(Dataset records on visual material)
((

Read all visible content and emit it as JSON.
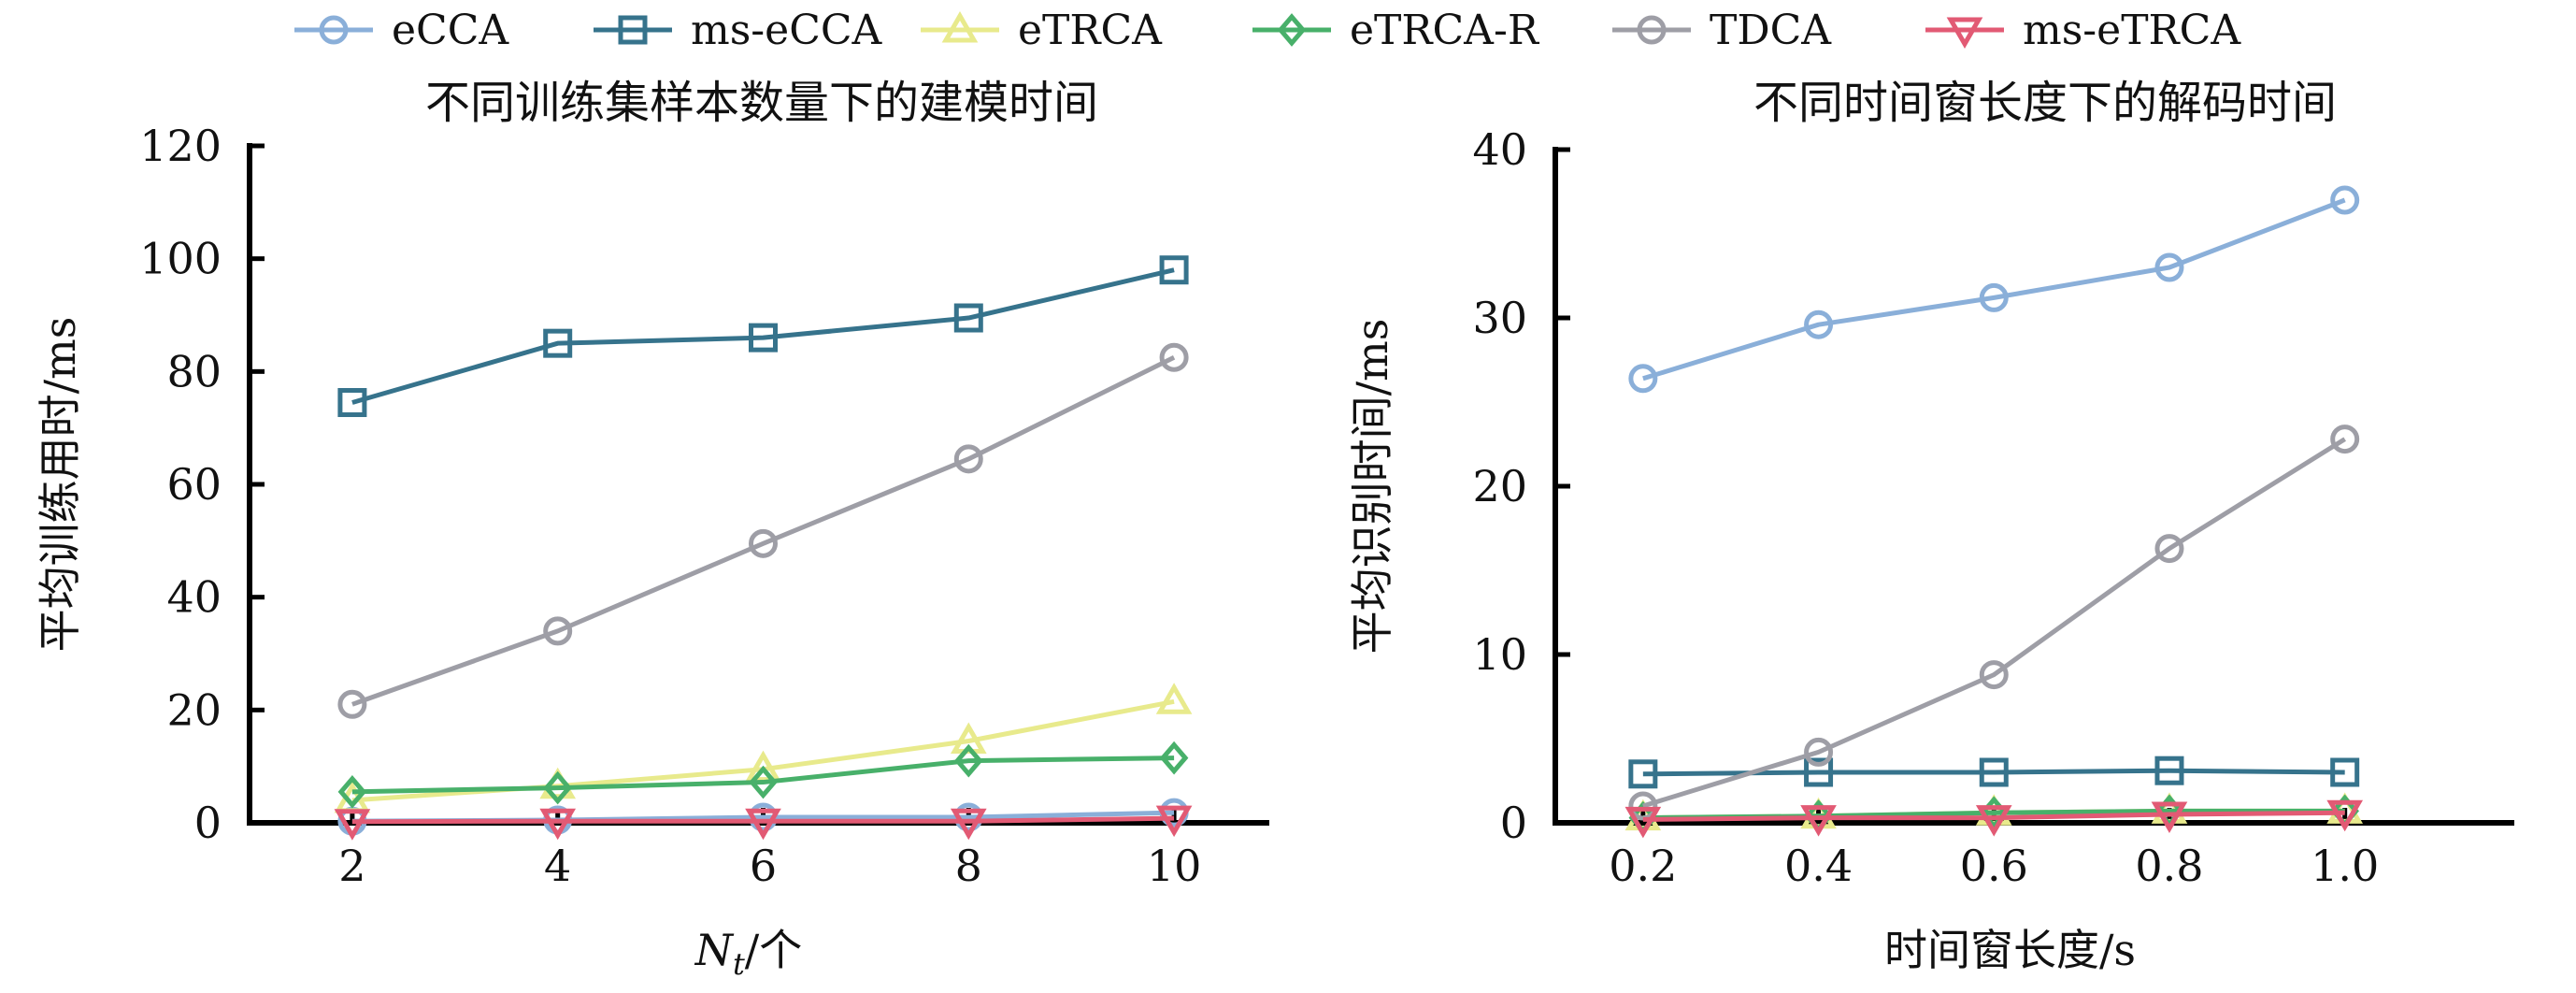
{
  "legend": [
    {
      "name": "eCCA",
      "color": "#8aafd9",
      "marker": "circle"
    },
    {
      "name": "ms-eCCA",
      "color": "#36738c",
      "marker": "square"
    },
    {
      "name": "eTRCA",
      "color": "#e8ea8c",
      "marker": "triangle-up"
    },
    {
      "name": "eTRCA-R",
      "color": "#48b06a",
      "marker": "diamond"
    },
    {
      "name": "TDCA",
      "color": "#9e9ea6",
      "marker": "circle"
    },
    {
      "name": "ms-eTRCA",
      "color": "#e25a74",
      "marker": "triangle-down"
    }
  ],
  "chart_data": [
    {
      "type": "line",
      "title": "不同训练集样本数量下的建模时间",
      "xlabel": "N_t/个",
      "xlabel_main": "N",
      "xlabel_sub": "t",
      "xlabel_suffix": "/个",
      "ylabel": "平均训练用时/ms",
      "x": [
        2,
        4,
        6,
        8,
        10
      ],
      "xticks": [
        "2",
        "4",
        "6",
        "8",
        "10"
      ],
      "xlim": [
        1,
        10.9
      ],
      "ylim": [
        0,
        120
      ],
      "yticks": [
        0,
        20,
        40,
        60,
        80,
        100,
        120
      ],
      "grid": false,
      "legend_position": "top",
      "series": [
        {
          "name": "eCCA",
          "values": [
            0.3,
            0.5,
            1.0,
            1.0,
            1.8
          ]
        },
        {
          "name": "ms-eCCA",
          "values": [
            74.5,
            85,
            86,
            89.5,
            98
          ]
        },
        {
          "name": "eTRCA",
          "values": [
            4,
            6.5,
            9.5,
            14.5,
            21.5
          ]
        },
        {
          "name": "eTRCA-R",
          "values": [
            5.5,
            6.2,
            7.2,
            11,
            11.5
          ]
        },
        {
          "name": "TDCA",
          "values": [
            21,
            34,
            49.5,
            64.5,
            82.5
          ]
        },
        {
          "name": "ms-eTRCA",
          "values": [
            0.2,
            0.3,
            0.3,
            0.3,
            0.8
          ]
        }
      ]
    },
    {
      "type": "line",
      "title": "不同时间窗长度下的解码时间",
      "xlabel": "时间窗长度/s",
      "ylabel": "平均识别时间/ms",
      "x": [
        0.2,
        0.4,
        0.6,
        0.8,
        1.0
      ],
      "xticks": [
        "0.2",
        "0.4",
        "0.6",
        "0.8",
        "1.0"
      ],
      "xlim": [
        0.1,
        1.19
      ],
      "ylim": [
        0,
        40
      ],
      "yticks": [
        0,
        10,
        20,
        30,
        40
      ],
      "grid": false,
      "legend_position": "top",
      "series": [
        {
          "name": "eCCA",
          "values": [
            26.4,
            29.6,
            31.2,
            33,
            37
          ]
        },
        {
          "name": "ms-eCCA",
          "values": [
            2.9,
            3.0,
            3.0,
            3.1,
            3.0
          ]
        },
        {
          "name": "eTRCA",
          "values": [
            0.3,
            0.4,
            0.6,
            0.7,
            0.7
          ]
        },
        {
          "name": "eTRCA-R",
          "values": [
            0.3,
            0.4,
            0.6,
            0.7,
            0.7
          ]
        },
        {
          "name": "TDCA",
          "values": [
            1.0,
            4.2,
            8.8,
            16.3,
            22.8
          ]
        },
        {
          "name": "ms-eTRCA",
          "values": [
            0.2,
            0.3,
            0.3,
            0.5,
            0.6
          ]
        }
      ]
    }
  ]
}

))

▶ Task objective:
Set the entries down again exactly. Do not include the images.

▶ Expected answer:
Read all visible content and emit it as JSON.
{
  "legend": [
    {
      "name": "eCCA",
      "color": "#8aafd9",
      "marker": "circle"
    },
    {
      "name": "ms-eCCA",
      "color": "#36738c",
      "marker": "square"
    },
    {
      "name": "eTRCA",
      "color": "#e8ea8c",
      "marker": "triangle-up"
    },
    {
      "name": "eTRCA-R",
      "color": "#48b06a",
      "marker": "diamond"
    },
    {
      "name": "TDCA",
      "color": "#9e9ea6",
      "marker": "circle"
    },
    {
      "name": "ms-eTRCA",
      "color": "#e25a74",
      "marker": "triangle-down"
    }
  ],
  "chart_data": [
    {
      "type": "line",
      "title": "不同训练集样本数量下的建模时间",
      "xlabel": "N_t/个",
      "xlabel_main": "N",
      "xlabel_sub": "t",
      "xlabel_suffix": "/个",
      "ylabel": "平均训练用时/ms",
      "x": [
        2,
        4,
        6,
        8,
        10
      ],
      "xticks": [
        "2",
        "4",
        "6",
        "8",
        "10"
      ],
      "xlim": [
        1,
        10.9
      ],
      "ylim": [
        0,
        120
      ],
      "yticks": [
        0,
        20,
        40,
        60,
        80,
        100,
        120
      ],
      "grid": false,
      "legend_position": "top",
      "series": [
        {
          "name": "eCCA",
          "values": [
            0.3,
            0.5,
            1.0,
            1.0,
            1.8
          ]
        },
        {
          "name": "ms-eCCA",
          "values": [
            74.5,
            85,
            86,
            89.5,
            98
          ]
        },
        {
          "name": "eTRCA",
          "values": [
            4,
            6.5,
            9.5,
            14.5,
            21.5
          ]
        },
        {
          "name": "eTRCA-R",
          "values": [
            5.5,
            6.2,
            7.2,
            11,
            11.5
          ]
        },
        {
          "name": "TDCA",
          "values": [
            21,
            34,
            49.5,
            64.5,
            82.5
          ]
        },
        {
          "name": "ms-eTRCA",
          "values": [
            0.2,
            0.3,
            0.3,
            0.3,
            0.8
          ]
        }
      ]
    },
    {
      "type": "line",
      "title": "不同时间窗长度下的解码时间",
      "xlabel": "时间窗长度/s",
      "ylabel": "平均识别时间/ms",
      "x": [
        0.2,
        0.4,
        0.6,
        0.8,
        1.0
      ],
      "xticks": [
        "0.2",
        "0.4",
        "0.6",
        "0.8",
        "1.0"
      ],
      "xlim": [
        0.1,
        1.19
      ],
      "ylim": [
        0,
        40
      ],
      "yticks": [
        0,
        10,
        20,
        30,
        40
      ],
      "grid": false,
      "legend_position": "top",
      "series": [
        {
          "name": "eCCA",
          "values": [
            26.4,
            29.6,
            31.2,
            33,
            37
          ]
        },
        {
          "name": "ms-eCCA",
          "values": [
            2.9,
            3.0,
            3.0,
            3.1,
            3.0
          ]
        },
        {
          "name": "eTRCA",
          "values": [
            0.3,
            0.4,
            0.6,
            0.7,
            0.7
          ]
        },
        {
          "name": "eTRCA-R",
          "values": [
            0.3,
            0.4,
            0.6,
            0.7,
            0.7
          ]
        },
        {
          "name": "TDCA",
          "values": [
            1.0,
            4.2,
            8.8,
            16.3,
            22.8
          ]
        },
        {
          "name": "ms-eTRCA",
          "values": [
            0.2,
            0.3,
            0.3,
            0.5,
            0.6
          ]
        }
      ]
    }
  ]
}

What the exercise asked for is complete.